SET TASK
The entries are to be returned exactly, with images left out.

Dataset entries
· · · ·

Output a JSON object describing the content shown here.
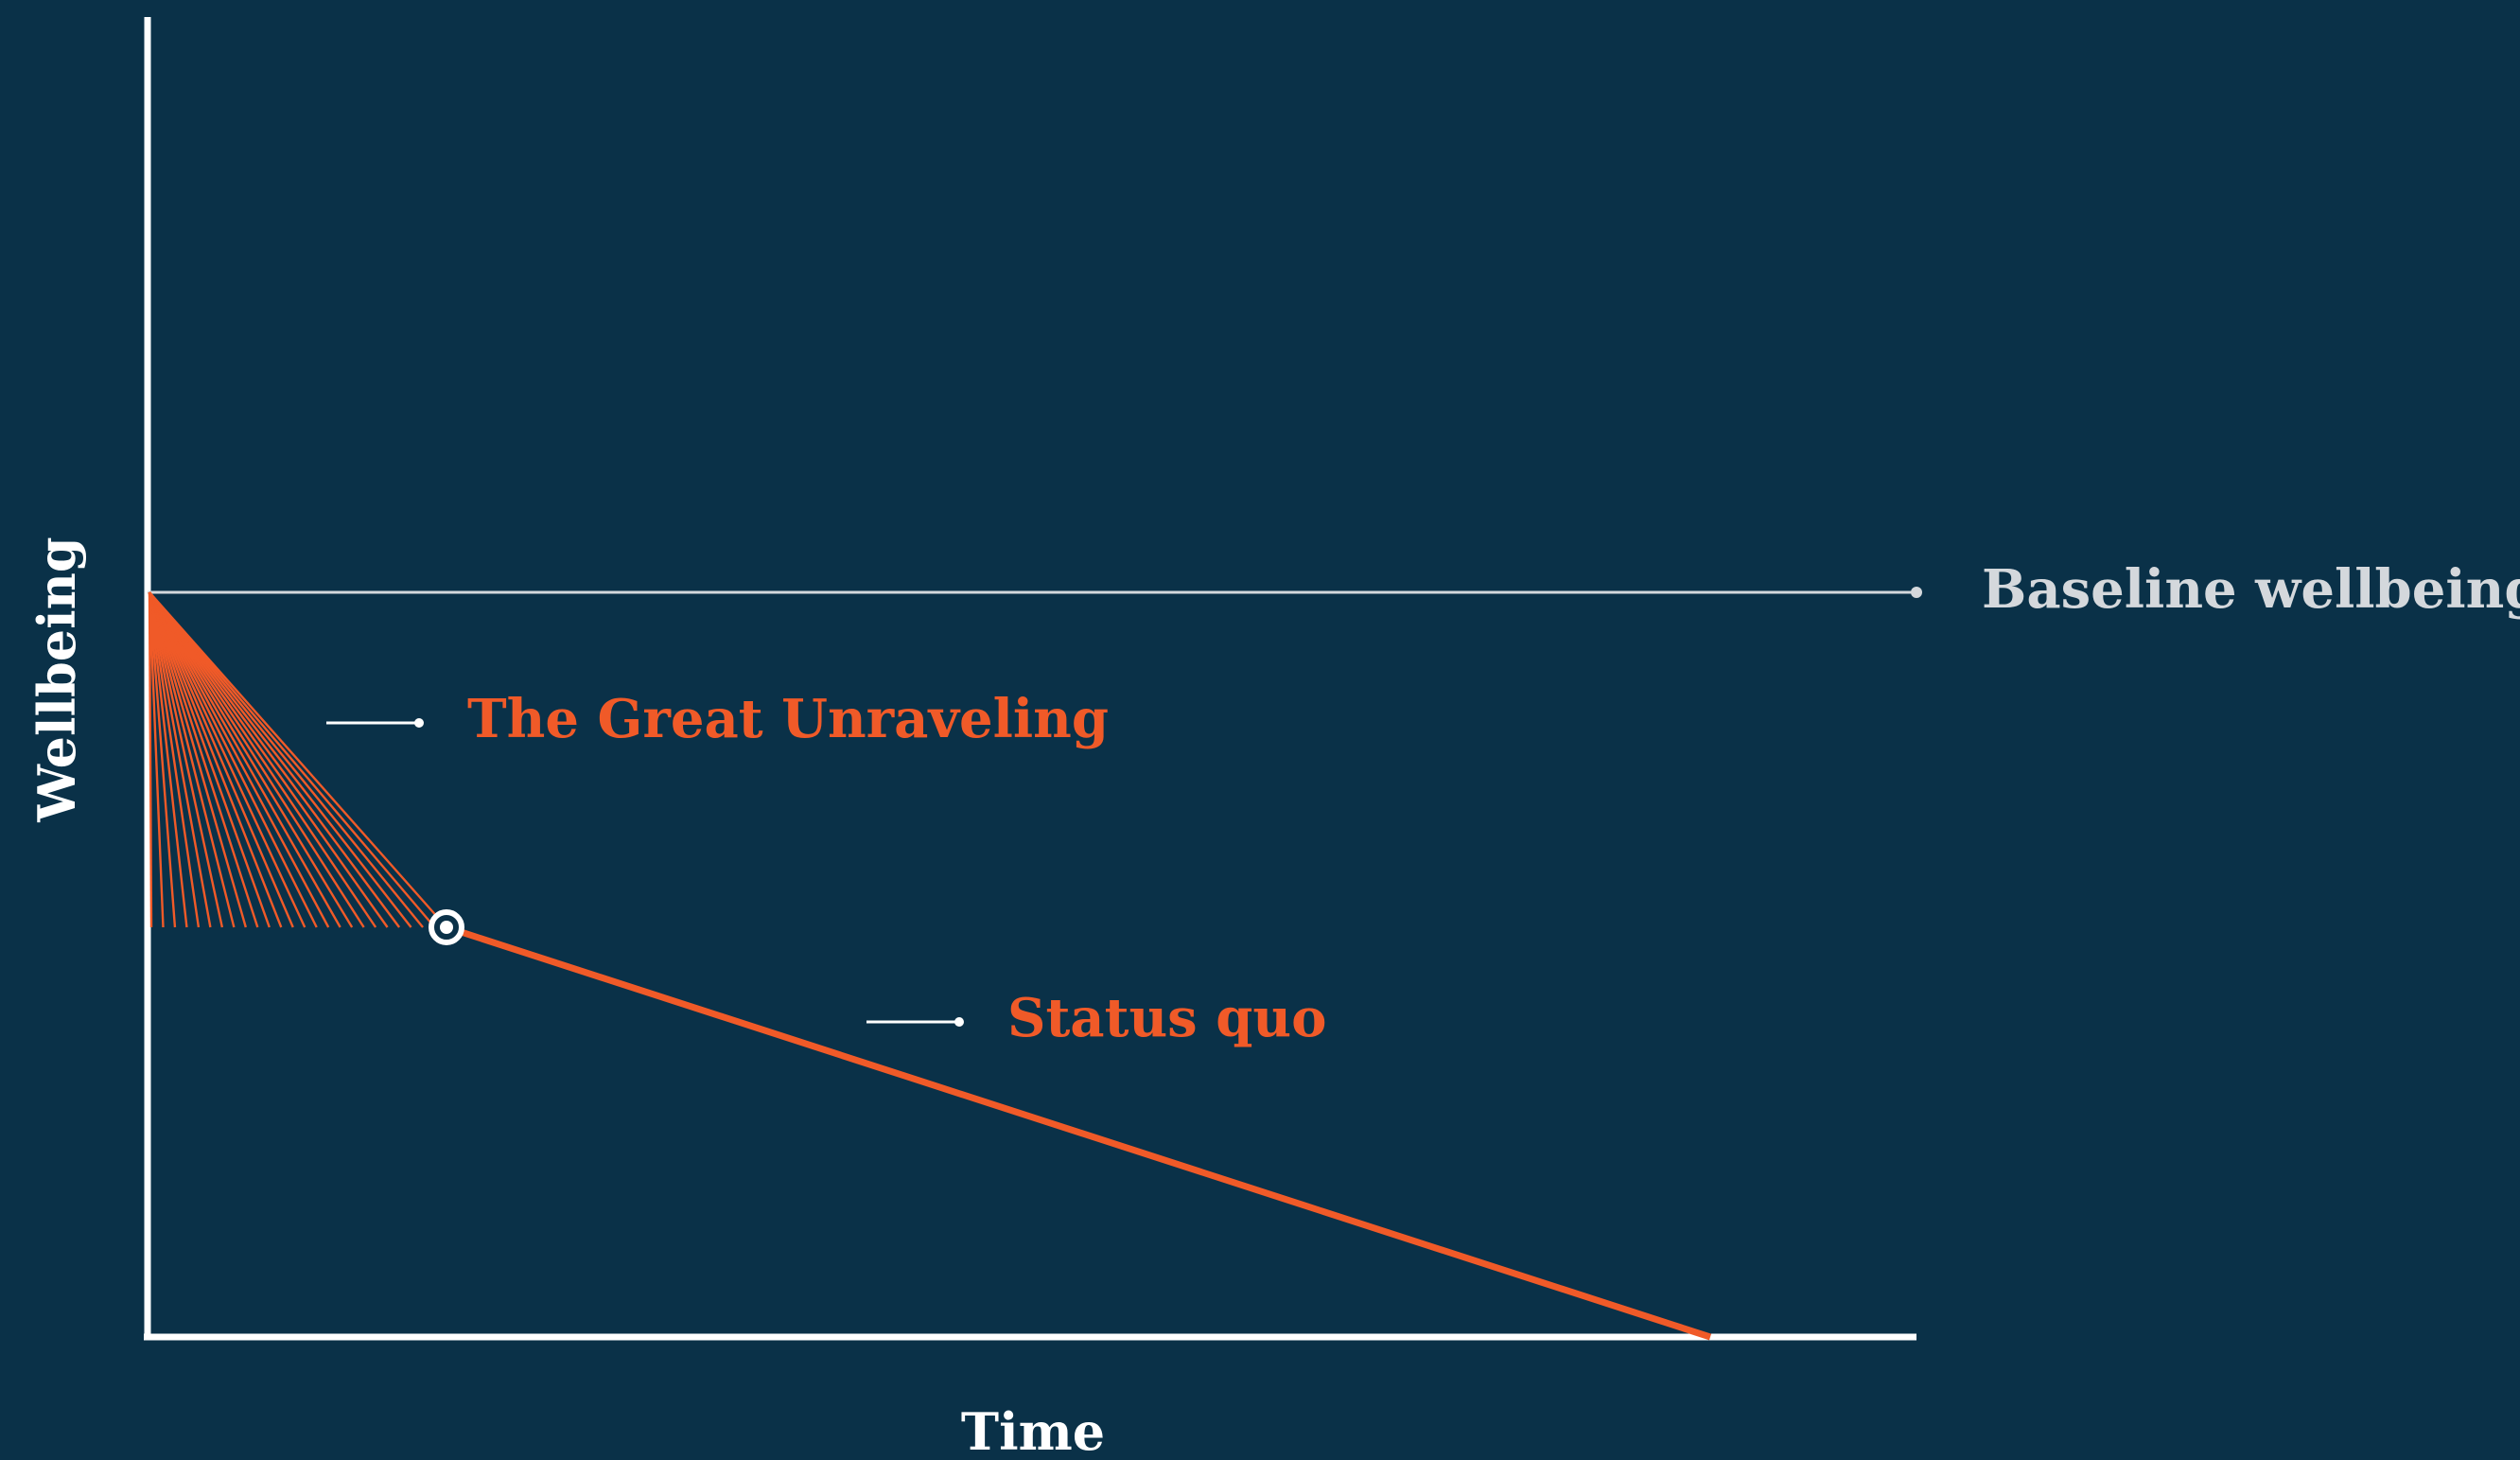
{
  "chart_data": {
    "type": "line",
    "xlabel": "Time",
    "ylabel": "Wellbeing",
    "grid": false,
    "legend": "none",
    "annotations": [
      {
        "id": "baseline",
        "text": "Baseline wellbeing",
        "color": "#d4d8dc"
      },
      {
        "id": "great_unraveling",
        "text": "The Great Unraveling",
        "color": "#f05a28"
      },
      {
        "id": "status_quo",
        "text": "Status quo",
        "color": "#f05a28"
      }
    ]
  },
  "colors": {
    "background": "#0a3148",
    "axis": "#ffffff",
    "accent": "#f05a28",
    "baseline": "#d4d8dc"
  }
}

· · · ·

EXERCISE RESPONSE
Output a JSON object describing the content shown here.
{
  "chart_data": {
    "type": "line",
    "xlabel": "Time",
    "ylabel": "Wellbeing",
    "grid": false,
    "legend": "none",
    "annotations": [
      {
        "id": "baseline",
        "text": "Baseline wellbeing",
        "color": "#d4d8dc"
      },
      {
        "id": "great_unraveling",
        "text": "The Great Unraveling",
        "color": "#f05a28"
      },
      {
        "id": "status_quo",
        "text": "Status quo",
        "color": "#f05a28"
      }
    ]
  },
  "colors": {
    "background": "#0a3148",
    "axis": "#ffffff",
    "accent": "#f05a28",
    "baseline": "#d4d8dc"
  }
}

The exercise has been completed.